» **What this task involves**:
From the entries below, list each line with "остальные".

>> Start

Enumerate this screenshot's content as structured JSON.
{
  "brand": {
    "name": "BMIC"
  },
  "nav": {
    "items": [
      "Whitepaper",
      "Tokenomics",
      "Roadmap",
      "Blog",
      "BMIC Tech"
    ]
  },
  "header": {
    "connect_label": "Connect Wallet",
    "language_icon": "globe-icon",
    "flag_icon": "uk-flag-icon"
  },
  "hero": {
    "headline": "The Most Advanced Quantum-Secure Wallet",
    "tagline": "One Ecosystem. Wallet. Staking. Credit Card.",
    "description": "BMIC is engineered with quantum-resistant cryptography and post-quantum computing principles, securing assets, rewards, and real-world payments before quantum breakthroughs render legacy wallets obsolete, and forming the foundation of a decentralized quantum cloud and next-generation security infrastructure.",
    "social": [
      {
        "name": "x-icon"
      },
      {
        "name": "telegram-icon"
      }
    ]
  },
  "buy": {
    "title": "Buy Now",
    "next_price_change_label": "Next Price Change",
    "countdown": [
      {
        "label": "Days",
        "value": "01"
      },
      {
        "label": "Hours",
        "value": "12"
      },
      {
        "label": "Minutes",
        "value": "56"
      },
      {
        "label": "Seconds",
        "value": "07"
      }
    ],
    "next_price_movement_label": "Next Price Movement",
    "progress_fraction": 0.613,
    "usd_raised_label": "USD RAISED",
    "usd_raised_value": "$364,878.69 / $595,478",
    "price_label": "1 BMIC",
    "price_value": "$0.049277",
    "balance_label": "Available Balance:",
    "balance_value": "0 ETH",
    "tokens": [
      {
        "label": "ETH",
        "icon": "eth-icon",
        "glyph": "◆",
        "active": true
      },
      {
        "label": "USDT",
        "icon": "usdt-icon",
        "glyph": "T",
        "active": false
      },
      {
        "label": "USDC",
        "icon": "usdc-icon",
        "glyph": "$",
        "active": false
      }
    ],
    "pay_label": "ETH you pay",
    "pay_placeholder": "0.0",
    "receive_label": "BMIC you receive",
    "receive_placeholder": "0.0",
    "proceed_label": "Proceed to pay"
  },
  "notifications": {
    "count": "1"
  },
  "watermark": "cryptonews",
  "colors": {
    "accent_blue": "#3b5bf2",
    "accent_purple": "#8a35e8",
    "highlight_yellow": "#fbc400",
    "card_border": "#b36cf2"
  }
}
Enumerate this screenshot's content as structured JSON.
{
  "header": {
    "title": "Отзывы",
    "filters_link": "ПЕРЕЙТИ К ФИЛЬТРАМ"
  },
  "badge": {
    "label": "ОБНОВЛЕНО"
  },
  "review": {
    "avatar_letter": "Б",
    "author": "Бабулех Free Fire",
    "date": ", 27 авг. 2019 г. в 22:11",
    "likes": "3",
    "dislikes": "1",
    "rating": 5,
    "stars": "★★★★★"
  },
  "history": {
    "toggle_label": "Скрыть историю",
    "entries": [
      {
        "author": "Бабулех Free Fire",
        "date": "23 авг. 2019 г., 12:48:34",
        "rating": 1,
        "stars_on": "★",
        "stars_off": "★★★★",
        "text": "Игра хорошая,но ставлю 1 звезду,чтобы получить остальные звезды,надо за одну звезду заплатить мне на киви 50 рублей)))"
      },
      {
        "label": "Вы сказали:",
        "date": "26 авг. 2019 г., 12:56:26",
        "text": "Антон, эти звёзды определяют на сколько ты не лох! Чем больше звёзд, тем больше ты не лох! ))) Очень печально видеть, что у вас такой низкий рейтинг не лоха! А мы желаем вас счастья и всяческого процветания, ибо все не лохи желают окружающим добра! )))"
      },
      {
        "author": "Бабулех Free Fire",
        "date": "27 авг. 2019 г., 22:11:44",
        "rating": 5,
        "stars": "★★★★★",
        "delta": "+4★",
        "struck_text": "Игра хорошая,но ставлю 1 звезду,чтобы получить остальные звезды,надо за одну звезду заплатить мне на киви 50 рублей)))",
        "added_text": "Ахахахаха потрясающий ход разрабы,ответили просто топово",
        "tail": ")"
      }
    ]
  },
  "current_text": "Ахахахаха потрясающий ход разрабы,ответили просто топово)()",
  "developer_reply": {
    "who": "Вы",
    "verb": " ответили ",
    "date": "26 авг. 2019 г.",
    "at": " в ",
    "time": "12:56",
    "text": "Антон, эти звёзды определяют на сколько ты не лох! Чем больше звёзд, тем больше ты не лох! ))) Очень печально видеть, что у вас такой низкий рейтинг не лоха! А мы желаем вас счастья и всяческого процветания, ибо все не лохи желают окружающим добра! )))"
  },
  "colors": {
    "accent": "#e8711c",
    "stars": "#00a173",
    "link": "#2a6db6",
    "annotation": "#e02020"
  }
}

>> End

» **Complete response**:
        "text": "Игра хорошая,но ставлю 1 звезду,чтобы получить остальные звезды,надо за одну звезду заплатить мне на киви 50 рублей)))"
        "struck_text": "Игра хорошая,но ставлю 1 звезду,чтобы получить остальные звезды,надо за одну звезду заплатить мне на киви 50 рублей)))",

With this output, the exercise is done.